**Exercise:** From the listing below, pick out each line with the word "past".

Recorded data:
** BEGIN **

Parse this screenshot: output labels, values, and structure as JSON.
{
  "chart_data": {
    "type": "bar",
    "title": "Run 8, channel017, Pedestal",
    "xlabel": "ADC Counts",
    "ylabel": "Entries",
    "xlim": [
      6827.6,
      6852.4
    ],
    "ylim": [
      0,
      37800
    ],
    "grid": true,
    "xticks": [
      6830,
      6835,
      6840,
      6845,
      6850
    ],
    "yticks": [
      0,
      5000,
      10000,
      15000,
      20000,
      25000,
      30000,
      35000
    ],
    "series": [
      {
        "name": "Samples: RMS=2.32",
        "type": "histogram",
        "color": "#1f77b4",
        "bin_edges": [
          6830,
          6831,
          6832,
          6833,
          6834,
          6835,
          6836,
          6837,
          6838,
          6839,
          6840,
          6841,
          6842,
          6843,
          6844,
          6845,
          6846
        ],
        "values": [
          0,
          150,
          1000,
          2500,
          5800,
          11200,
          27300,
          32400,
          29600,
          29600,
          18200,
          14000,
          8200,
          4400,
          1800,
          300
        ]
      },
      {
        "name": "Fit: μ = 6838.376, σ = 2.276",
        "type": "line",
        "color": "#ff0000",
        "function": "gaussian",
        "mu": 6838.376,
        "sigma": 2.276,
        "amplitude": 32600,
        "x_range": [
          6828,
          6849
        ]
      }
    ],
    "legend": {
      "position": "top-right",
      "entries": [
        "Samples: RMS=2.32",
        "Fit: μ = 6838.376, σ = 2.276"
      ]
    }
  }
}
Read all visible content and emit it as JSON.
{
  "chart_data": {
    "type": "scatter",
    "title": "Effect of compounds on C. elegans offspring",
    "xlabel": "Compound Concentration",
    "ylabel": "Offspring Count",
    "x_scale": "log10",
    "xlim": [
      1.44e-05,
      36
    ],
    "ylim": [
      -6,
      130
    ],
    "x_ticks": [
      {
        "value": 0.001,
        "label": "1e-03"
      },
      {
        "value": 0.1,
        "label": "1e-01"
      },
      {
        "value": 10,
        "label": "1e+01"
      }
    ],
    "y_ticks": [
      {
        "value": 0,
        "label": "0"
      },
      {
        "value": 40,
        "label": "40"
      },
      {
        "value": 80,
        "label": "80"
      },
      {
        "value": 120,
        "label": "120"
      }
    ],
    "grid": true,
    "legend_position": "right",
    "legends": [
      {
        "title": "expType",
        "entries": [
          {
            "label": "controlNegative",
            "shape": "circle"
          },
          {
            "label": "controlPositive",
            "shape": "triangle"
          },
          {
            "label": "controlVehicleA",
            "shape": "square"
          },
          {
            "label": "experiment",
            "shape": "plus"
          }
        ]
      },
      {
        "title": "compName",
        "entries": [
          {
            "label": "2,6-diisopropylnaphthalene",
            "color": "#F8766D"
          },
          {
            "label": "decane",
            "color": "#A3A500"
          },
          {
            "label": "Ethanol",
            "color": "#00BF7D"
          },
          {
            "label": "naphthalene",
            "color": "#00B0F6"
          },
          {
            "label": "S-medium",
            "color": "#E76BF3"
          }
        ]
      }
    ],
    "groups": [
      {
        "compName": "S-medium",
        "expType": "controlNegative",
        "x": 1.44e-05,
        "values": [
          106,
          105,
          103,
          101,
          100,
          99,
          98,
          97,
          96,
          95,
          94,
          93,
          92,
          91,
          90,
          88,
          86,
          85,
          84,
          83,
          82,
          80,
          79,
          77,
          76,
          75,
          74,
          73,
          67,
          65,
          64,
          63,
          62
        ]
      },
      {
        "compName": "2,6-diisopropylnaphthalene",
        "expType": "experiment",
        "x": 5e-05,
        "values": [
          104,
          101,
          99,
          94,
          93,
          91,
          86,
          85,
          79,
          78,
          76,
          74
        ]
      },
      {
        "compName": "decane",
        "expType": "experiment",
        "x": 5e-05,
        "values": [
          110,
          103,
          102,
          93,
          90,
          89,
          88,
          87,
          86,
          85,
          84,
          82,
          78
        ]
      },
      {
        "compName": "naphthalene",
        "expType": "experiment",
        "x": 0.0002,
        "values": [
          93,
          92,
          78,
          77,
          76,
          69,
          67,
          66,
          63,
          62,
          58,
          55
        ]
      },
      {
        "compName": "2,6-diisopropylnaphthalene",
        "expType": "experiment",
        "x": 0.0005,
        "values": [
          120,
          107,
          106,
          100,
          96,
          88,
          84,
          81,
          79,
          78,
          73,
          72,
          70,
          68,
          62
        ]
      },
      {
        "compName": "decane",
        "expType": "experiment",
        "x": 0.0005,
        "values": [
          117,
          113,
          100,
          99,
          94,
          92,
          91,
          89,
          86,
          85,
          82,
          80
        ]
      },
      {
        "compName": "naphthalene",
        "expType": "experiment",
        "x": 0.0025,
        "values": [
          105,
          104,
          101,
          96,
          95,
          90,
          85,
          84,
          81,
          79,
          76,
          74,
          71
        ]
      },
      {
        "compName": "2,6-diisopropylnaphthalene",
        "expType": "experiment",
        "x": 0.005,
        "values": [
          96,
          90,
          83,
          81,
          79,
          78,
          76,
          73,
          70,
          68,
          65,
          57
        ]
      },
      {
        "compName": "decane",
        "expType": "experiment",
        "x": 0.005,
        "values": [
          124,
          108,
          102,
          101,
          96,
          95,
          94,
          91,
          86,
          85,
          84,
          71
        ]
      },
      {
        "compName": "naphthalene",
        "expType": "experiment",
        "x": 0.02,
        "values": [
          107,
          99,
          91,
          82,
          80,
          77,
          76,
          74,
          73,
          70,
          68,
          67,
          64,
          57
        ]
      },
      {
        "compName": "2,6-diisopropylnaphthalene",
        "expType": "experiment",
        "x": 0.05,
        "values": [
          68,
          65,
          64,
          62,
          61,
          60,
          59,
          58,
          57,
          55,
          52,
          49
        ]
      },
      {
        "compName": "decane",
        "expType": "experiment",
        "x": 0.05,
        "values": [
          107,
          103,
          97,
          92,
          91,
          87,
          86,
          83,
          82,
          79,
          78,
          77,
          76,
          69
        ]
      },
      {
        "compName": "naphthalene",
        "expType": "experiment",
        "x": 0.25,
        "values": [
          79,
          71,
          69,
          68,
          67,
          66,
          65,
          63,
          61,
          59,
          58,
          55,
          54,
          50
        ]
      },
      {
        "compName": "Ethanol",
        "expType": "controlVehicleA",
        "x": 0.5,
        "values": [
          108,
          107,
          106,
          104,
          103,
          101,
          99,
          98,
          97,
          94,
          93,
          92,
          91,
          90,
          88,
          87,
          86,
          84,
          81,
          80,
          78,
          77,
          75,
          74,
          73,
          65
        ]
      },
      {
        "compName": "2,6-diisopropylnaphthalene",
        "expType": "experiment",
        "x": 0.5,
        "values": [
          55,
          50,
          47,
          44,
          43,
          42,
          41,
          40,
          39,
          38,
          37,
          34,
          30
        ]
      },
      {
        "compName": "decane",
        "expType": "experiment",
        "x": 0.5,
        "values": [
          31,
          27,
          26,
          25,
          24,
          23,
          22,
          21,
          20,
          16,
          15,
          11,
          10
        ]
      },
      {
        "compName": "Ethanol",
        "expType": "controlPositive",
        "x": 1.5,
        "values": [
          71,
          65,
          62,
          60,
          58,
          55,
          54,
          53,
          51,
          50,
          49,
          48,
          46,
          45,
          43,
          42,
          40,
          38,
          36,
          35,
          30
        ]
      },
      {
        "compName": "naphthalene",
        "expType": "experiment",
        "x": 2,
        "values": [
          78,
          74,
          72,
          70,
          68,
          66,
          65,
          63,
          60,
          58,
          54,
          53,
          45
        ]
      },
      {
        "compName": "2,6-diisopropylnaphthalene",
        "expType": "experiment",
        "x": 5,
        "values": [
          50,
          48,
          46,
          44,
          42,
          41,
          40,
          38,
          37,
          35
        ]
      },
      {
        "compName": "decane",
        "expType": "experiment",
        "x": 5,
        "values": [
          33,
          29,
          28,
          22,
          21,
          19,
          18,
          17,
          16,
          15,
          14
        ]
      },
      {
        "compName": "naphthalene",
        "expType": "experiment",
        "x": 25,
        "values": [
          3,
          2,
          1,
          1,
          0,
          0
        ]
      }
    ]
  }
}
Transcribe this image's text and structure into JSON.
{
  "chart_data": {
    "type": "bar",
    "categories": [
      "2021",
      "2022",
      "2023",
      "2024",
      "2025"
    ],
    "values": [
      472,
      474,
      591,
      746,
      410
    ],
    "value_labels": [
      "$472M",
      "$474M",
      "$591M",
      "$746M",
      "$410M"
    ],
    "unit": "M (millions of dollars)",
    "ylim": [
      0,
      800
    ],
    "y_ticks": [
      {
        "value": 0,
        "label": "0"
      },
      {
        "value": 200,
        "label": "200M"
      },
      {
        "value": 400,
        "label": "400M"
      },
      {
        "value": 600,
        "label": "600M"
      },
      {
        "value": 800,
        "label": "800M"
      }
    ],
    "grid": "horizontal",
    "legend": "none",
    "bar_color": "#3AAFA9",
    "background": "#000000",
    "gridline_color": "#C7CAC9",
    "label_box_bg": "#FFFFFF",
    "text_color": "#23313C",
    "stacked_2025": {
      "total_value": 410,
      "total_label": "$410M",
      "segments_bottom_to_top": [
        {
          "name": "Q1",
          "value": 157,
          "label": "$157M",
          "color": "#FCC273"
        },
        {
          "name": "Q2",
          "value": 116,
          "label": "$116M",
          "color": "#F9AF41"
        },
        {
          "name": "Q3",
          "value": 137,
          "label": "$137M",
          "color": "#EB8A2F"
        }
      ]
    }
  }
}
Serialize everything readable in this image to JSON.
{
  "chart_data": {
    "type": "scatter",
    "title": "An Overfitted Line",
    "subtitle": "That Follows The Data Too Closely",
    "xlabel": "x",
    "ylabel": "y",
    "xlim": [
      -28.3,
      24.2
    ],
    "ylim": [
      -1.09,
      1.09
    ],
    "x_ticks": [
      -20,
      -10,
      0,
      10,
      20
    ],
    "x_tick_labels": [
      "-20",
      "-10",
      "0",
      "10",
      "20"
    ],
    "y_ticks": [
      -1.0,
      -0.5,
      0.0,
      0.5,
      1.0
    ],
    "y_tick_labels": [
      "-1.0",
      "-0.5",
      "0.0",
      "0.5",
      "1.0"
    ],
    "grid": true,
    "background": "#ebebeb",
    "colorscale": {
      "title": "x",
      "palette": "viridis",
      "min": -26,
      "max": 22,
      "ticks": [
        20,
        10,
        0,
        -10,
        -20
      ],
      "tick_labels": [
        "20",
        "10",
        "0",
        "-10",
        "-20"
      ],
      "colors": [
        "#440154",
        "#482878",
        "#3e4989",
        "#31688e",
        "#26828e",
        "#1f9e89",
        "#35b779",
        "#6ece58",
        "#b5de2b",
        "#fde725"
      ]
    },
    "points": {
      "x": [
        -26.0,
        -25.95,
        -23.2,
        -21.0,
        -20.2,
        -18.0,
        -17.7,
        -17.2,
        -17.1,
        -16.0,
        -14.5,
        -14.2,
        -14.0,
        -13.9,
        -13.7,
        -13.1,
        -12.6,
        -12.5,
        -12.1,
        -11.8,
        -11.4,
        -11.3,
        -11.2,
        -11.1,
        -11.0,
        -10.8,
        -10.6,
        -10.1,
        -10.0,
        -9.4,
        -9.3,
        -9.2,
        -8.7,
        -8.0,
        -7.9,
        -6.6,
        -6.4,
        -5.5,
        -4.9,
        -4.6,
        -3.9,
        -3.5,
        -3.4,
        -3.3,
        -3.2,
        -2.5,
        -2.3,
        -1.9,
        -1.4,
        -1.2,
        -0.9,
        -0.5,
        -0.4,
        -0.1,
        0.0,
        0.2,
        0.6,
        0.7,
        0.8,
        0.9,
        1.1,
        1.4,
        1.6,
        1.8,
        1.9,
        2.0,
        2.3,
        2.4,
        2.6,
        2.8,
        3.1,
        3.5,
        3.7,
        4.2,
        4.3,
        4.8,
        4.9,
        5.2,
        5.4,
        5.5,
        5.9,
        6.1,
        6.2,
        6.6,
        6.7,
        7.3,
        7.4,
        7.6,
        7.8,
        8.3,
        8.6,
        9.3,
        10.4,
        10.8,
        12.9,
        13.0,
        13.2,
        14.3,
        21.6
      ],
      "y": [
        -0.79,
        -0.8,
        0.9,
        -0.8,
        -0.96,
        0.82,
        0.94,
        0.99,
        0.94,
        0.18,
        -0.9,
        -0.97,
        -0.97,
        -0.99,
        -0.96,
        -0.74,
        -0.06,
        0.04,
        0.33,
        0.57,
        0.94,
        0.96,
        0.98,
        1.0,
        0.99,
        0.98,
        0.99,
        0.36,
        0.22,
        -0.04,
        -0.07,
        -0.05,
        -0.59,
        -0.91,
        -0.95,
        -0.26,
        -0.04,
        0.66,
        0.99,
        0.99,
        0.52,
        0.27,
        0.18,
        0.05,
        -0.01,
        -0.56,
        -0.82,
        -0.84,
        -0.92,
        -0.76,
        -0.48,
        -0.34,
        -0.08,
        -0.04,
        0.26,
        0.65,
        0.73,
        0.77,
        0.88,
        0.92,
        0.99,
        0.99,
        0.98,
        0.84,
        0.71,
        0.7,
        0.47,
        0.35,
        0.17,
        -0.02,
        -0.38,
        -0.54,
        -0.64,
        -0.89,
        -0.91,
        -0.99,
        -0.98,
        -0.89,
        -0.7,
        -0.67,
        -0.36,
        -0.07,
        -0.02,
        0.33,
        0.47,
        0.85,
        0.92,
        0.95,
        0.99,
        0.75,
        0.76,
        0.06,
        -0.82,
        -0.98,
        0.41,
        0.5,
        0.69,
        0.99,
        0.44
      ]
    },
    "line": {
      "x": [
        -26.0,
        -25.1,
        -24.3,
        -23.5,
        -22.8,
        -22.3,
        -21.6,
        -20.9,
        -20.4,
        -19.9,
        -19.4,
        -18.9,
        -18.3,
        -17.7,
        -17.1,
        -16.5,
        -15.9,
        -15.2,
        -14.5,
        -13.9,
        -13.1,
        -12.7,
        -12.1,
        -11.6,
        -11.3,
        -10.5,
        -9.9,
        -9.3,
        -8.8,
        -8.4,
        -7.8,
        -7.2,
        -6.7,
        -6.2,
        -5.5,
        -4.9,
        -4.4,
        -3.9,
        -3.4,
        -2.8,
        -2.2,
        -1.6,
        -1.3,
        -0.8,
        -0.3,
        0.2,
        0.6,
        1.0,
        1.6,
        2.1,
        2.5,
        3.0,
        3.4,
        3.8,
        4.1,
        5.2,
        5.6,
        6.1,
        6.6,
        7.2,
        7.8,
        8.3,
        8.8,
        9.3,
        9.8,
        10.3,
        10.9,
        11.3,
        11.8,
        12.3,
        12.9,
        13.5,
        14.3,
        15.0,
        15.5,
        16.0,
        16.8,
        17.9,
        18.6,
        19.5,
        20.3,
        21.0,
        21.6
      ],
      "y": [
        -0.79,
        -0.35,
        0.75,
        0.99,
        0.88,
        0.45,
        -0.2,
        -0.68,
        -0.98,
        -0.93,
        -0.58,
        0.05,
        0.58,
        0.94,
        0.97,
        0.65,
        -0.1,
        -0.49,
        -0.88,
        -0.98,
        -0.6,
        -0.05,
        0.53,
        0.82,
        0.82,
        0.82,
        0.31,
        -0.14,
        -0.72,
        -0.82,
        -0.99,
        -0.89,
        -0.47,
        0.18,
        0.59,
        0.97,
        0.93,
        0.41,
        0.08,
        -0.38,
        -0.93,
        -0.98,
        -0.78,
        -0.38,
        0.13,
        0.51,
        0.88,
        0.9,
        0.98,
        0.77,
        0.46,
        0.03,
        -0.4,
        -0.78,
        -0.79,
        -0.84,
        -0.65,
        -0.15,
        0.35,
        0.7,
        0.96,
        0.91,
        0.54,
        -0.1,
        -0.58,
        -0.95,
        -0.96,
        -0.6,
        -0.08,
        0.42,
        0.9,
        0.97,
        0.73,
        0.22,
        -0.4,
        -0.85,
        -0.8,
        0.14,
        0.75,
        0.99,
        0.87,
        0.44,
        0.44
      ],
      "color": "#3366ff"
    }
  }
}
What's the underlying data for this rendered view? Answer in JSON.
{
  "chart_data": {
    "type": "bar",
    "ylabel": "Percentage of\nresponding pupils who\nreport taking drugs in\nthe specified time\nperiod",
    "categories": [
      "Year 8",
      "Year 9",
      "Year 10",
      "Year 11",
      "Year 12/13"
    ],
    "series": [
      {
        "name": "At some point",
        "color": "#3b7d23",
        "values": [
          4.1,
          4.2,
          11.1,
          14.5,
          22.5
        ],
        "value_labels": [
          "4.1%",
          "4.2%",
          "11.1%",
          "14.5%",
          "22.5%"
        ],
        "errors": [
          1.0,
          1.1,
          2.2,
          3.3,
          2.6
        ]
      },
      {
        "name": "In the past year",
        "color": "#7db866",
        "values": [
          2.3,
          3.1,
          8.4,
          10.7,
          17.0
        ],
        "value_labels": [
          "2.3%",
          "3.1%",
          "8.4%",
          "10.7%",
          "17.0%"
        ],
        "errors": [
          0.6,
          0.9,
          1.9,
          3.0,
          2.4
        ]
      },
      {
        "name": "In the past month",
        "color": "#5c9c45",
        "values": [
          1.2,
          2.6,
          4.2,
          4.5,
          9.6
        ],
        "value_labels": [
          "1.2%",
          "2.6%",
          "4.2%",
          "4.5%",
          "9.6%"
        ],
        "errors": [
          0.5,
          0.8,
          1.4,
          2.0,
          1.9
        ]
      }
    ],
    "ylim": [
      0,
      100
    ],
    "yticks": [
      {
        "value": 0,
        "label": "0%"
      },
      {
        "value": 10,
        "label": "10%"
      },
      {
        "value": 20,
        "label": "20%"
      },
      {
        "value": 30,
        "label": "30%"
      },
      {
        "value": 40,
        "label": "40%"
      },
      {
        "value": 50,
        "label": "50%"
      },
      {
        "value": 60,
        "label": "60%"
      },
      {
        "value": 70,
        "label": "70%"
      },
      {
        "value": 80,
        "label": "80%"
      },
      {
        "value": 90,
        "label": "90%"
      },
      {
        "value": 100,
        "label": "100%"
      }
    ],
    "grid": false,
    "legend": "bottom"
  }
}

** END **

**Problem solution:**
        "name": "In the past year",
        "name": "In the past month",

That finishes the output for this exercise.